Stored records
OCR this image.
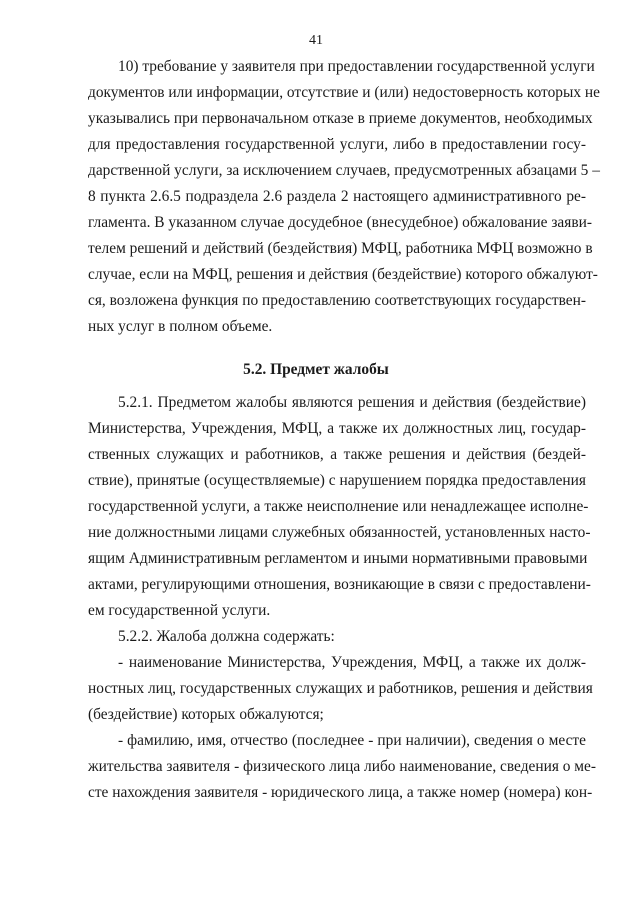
41
10) требование у заявителя при предоставлении государственной услуги
документов или информации, отсутствие и (или) недостоверность которых не
указывались при первоначальном отказе в приеме документов, необходимых
для предоставления государственной услуги, либо в предоставлении госу-
дарственной услуги, за исключением случаев, предусмотренных абзацами 5 –
8 пункта 2.6.5 подраздела 2.6 раздела 2 настоящего административного ре-
гламента. В указанном случае досудебное (внесудебное) обжалование заяви-
телем решений и действий (бездействия) МФЦ, работника МФЦ возможно в
случае, если на МФЦ, решения и действия (бездействие) которого обжалуют-
ся, возложена функция по предоставлению соответствующих государствен-
ных услуг в полном объеме.
5.2. Предмет жалобы
5.2.1. Предметом жалобы являются решения и действия (бездействие)
Министерства, Учреждения, МФЦ, а также их должностных лиц, государ-
ственных служащих и работников, а также решения и действия (бездей-
ствие), принятые (осуществляемые) с нарушением порядка предоставления
государственной услуги, а также неисполнение или ненадлежащее исполне-
ние должностными лицами служебных обязанностей, установленных насто-
ящим Административным регламентом и иными нормативными правовыми
актами, регулирующими отношения, возникающие в связи с предоставлени-
ем государственной услуги.
5.2.2. Жалоба должна содержать:
- наименование Министерства, Учреждения, МФЦ, а также их долж-
ностных лиц, государственных служащих и работников, решения и действия
(бездействие) которых обжалуются;
- фамилию, имя, отчество (последнее - при наличии), сведения о месте
жительства заявителя - физического лица либо наименование, сведения о ме-
сте нахождения заявителя - юридического лица, а также номер (номера) кон-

→ **The request**:
Which lines hold the word "предоставлении"? Copy every one of them.

→ **Answer to the problem**:
10) требование у заявителя при предоставлении государственной услуги
для предоставления государственной услуги, либо в предоставлении госу-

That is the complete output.